[WORK TO BE COMPLETED]: Output each entry that follows exactly. Images stay out.

-- MATERIAL SUPPLIED start --

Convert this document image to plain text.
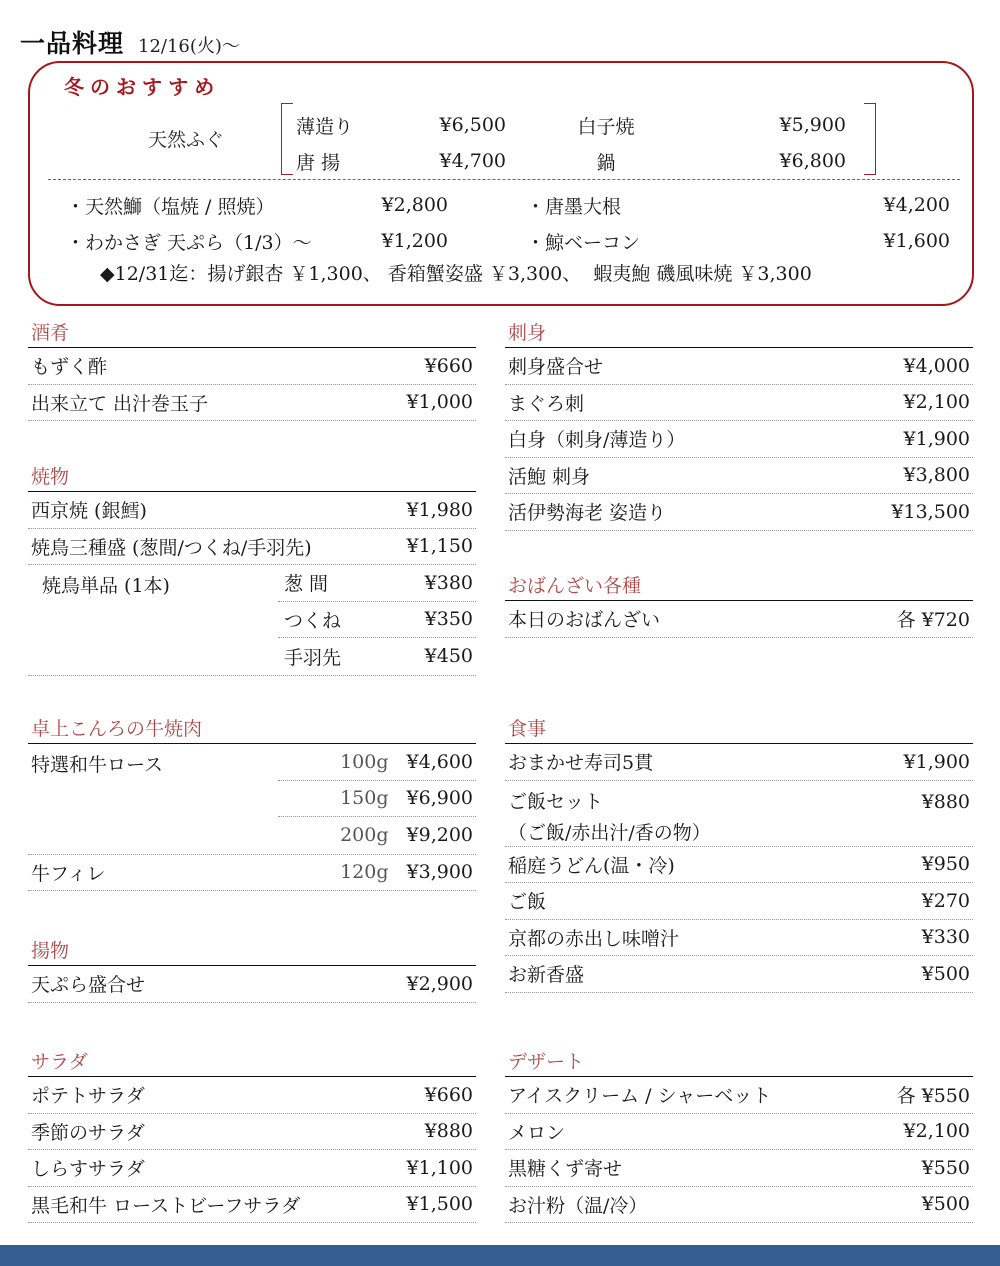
一品料理 12/16(火)〜
冬のおすすめ
天然ふぐ
薄造り	¥6,500	白子焼	¥5,900
唐 揚	¥4,700	鍋	¥6,800
・天然鰤（塩焼 / 照焼）	¥2,800	・唐墨大根	¥4,200
・わかさぎ 天ぷら（1/3）〜	¥1,200	・鯨ベーコン	¥1,600
◆12/31迄：揚げ銀杏 ￥1,300、 香箱蟹姿盛 ￥3,300、  蝦夷鮑 磯風味焼 ￥3,300
酒肴
もずく酢	¥660
出来立て 出汁巻玉子	¥1,000
焼物
西京焼 (銀鱈)	¥1,980
焼鳥三種盛 (葱間/つくね/手羽先)	¥1,150
焼鳥単品 (1本)	葱 間	¥380
つくね	¥350
手羽先	¥450
卓上こんろの牛焼肉
特選和牛ロース	100g ¥4,600
150g ¥6,900
200g ¥9,200
牛フィレ	120g ¥3,900
揚物
天ぷら盛合せ	¥2,900
サラダ
ポテトサラダ	¥660
季節のサラダ	¥880
しらすサラダ	¥1,100
黒毛和牛 ローストビーフサラダ	¥1,500
刺身
刺身盛合せ	¥4,000
まぐろ刺	¥2,100
白身（刺身/薄造り）	¥1,900
活鮑 刺身	¥3,800
活伊勢海老 姿造り	¥13,500
おばんざい各種
本日のおばんざい	各 ¥720
食事
おまかせ寿司5貫	¥1,900
ご飯セット
（ご飯/赤出汁/香の物）
¥880
稲庭うどん(温・冷)	¥950
ご飯	¥270
京都の赤出し味噌汁	¥330
お新香盛	¥500
デザート
アイスクリーム / シャーベット	各 ¥550
メロン	¥2,100
黒糖くず寄せ	¥550
お汁粉（温/冷）	¥500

-- MATERIAL SUPPLIED end --

[FULL SOLUTION]:
Convert this document image to plain text.
一品料理 12/16(火)〜
冬のおすすめ
天然ふぐ
薄造り	¥6,500	白子焼	¥5,900
唐 揚	¥4,700	鍋	¥6,800
・天然鰤（塩焼 / 照焼）	¥2,800	・唐墨大根	¥4,200
・わかさぎ 天ぷら（1/3）〜	¥1,200	・鯨ベーコン	¥1,600
◆12/31迄：揚げ銀杏 ￥1,300、 香箱蟹姿盛 ￥3,300、  蝦夷鮑 磯風味焼 ￥3,300
酒肴
もずく酢	¥660
出来立て 出汁巻玉子	¥1,000
焼物
西京焼 (銀鱈)	¥1,980
焼鳥三種盛 (葱間/つくね/手羽先)	¥1,150
焼鳥単品 (1本)	葱 間	¥380
つくね	¥350
手羽先	¥450
卓上こんろの牛焼肉
特選和牛ロース	100g ¥4,600
150g ¥6,900
200g ¥9,200
牛フィレ	120g ¥3,900
揚物
天ぷら盛合せ	¥2,900
サラダ
ポテトサラダ	¥660
季節のサラダ	¥880
しらすサラダ	¥1,100
黒毛和牛 ローストビーフサラダ	¥1,500
刺身
刺身盛合せ	¥4,000
まぐろ刺	¥2,100
白身（刺身/薄造り）	¥1,900
活鮑 刺身	¥3,800
活伊勢海老 姿造り	¥13,500
おばんざい各種
本日のおばんざい	各 ¥720
食事
おまかせ寿司5貫	¥1,900
ご飯セット
（ご飯/赤出汁/香の物）
¥880
稲庭うどん(温・冷)	¥950
ご飯	¥270
京都の赤出し味噌汁	¥330
お新香盛	¥500
デザート
アイスクリーム / シャーベット	各 ¥550
メロン	¥2,100
黒糖くず寄せ	¥550
お汁粉（温/冷）	¥500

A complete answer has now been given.